Description of the task | Give all of the lines again, with nothing added or dropped.

══ Records for this exercise ══

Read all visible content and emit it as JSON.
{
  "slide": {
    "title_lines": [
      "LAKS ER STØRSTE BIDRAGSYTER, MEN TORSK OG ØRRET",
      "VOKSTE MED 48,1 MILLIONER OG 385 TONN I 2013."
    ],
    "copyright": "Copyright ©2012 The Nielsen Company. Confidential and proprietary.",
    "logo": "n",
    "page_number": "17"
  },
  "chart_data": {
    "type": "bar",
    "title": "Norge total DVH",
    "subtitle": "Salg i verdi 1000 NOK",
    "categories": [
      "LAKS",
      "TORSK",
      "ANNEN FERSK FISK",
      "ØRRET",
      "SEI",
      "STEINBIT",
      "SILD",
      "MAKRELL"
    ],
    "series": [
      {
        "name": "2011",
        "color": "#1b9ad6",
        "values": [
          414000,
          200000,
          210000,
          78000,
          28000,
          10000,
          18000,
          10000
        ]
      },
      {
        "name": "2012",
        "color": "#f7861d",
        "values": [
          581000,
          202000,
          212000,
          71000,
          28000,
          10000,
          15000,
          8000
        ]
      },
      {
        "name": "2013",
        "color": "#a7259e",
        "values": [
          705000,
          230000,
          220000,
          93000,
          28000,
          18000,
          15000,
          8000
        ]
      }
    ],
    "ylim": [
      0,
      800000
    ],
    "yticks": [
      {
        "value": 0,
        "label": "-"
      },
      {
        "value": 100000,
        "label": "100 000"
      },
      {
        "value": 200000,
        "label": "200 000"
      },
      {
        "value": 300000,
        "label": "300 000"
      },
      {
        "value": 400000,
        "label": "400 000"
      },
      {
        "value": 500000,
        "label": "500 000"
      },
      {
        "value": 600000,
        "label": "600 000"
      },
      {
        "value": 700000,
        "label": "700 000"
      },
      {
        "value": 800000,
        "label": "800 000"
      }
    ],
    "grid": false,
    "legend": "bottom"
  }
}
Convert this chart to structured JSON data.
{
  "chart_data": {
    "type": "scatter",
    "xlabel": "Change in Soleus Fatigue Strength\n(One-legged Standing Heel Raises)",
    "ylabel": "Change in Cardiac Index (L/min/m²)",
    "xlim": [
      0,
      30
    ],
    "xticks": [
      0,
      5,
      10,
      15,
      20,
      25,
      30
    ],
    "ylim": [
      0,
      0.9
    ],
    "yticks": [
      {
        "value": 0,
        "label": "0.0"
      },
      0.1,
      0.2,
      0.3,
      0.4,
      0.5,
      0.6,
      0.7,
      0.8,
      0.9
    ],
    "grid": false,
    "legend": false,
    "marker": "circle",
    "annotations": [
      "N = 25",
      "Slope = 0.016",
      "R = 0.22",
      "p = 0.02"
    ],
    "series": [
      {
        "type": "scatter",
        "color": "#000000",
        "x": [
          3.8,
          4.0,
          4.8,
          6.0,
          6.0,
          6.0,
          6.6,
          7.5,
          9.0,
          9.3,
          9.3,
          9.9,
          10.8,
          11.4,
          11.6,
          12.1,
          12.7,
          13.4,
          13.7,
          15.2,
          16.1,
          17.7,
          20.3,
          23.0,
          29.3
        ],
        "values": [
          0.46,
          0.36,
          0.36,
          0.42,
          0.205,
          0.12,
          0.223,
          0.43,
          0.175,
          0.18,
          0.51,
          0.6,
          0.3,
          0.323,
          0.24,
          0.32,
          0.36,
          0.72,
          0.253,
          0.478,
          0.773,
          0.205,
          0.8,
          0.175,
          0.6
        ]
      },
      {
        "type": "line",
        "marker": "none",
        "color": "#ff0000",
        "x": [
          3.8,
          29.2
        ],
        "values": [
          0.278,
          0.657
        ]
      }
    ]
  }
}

═══

Exercise result |
Read all visible content and emit it as JSON.
{
  "slide": {
    "title_lines": [
      "LAKS ER STØRSTE BIDRAGSYTER, MEN TORSK OG ØRRET",
      "VOKSTE MED 48,1 MILLIONER OG 385 TONN I 2013."
    ],
    "copyright": "Copyright ©2012 The Nielsen Company. Confidential and proprietary.",
    "logo": "n",
    "page_number": "17"
  },
  "chart_data": {
    "type": "bar",
    "title": "Norge total DVH",
    "subtitle": "Salg i verdi 1000 NOK",
    "categories": [
      "LAKS",
      "TORSK",
      "ANNEN FERSK FISK",
      "ØRRET",
      "SEI",
      "STEINBIT",
      "SILD",
      "MAKRELL"
    ],
    "series": [
      {
        "name": "2011",
        "color": "#1b9ad6",
        "values": [
          414000,
          200000,
          210000,
          78000,
          28000,
          10000,
          18000,
          10000
        ]
      },
      {
        "name": "2012",
        "color": "#f7861d",
        "values": [
          581000,
          202000,
          212000,
          71000,
          28000,
          10000,
          15000,
          8000
        ]
      },
      {
        "name": "2013",
        "color": "#a7259e",
        "values": [
          705000,
          230000,
          220000,
          93000,
          28000,
          18000,
          15000,
          8000
        ]
      }
    ],
    "ylim": [
      0,
      800000
    ],
    "yticks": [
      {
        "value": 0,
        "label": "-"
      },
      {
        "value": 100000,
        "label": "100 000"
      },
      {
        "value": 200000,
        "label": "200 000"
      },
      {
        "value": 300000,
        "label": "300 000"
      },
      {
        "value": 400000,
        "label": "400 000"
      },
      {
        "value": 500000,
        "label": "500 000"
      },
      {
        "value": 600000,
        "label": "600 000"
      },
      {
        "value": 700000,
        "label": "700 000"
      },
      {
        "value": 800000,
        "label": "800 000"
      }
    ],
    "grid": false,
    "legend": "bottom"
  }
}
Convert this chart to structured JSON data.
{
  "chart_data": {
    "type": "scatter",
    "xlabel": "Change in Soleus Fatigue Strength\n(One-legged Standing Heel Raises)",
    "ylabel": "Change in Cardiac Index (L/min/m²)",
    "xlim": [
      0,
      30
    ],
    "xticks": [
      0,
      5,
      10,
      15,
      20,
      25,
      30
    ],
    "ylim": [
      0,
      0.9
    ],
    "yticks": [
      {
        "value": 0,
        "label": "0.0"
      },
      0.1,
      0.2,
      0.3,
      0.4,
      0.5,
      0.6,
      0.7,
      0.8,
      0.9
    ],
    "grid": false,
    "legend": false,
    "marker": "circle",
    "annotations": [
      "N = 25",
      "Slope = 0.016",
      "R = 0.22",
      "p = 0.02"
    ],
    "series": [
      {
        "type": "scatter",
        "color": "#000000",
        "x": [
          3.8,
          4.0,
          4.8,
          6.0,
          6.0,
          6.0,
          6.6,
          7.5,
          9.0,
          9.3,
          9.3,
          9.9,
          10.8,
          11.4,
          11.6,
          12.1,
          12.7,
          13.4,
          13.7,
          15.2,
          16.1,
          17.7,
          20.3,
          23.0,
          29.3
        ],
        "values": [
          0.46,
          0.36,
          0.36,
          0.42,
          0.205,
          0.12,
          0.223,
          0.43,
          0.175,
          0.18,
          0.51,
          0.6,
          0.3,
          0.323,
          0.24,
          0.32,
          0.36,
          0.72,
          0.253,
          0.478,
          0.773,
          0.205,
          0.8,
          0.175,
          0.6
        ]
      },
      {
        "type": "line",
        "marker": "none",
        "color": "#ff0000",
        "x": [
          3.8,
          29.2
        ],
        "values": [
          0.278,
          0.657
        ]
      }
    ]
  }
}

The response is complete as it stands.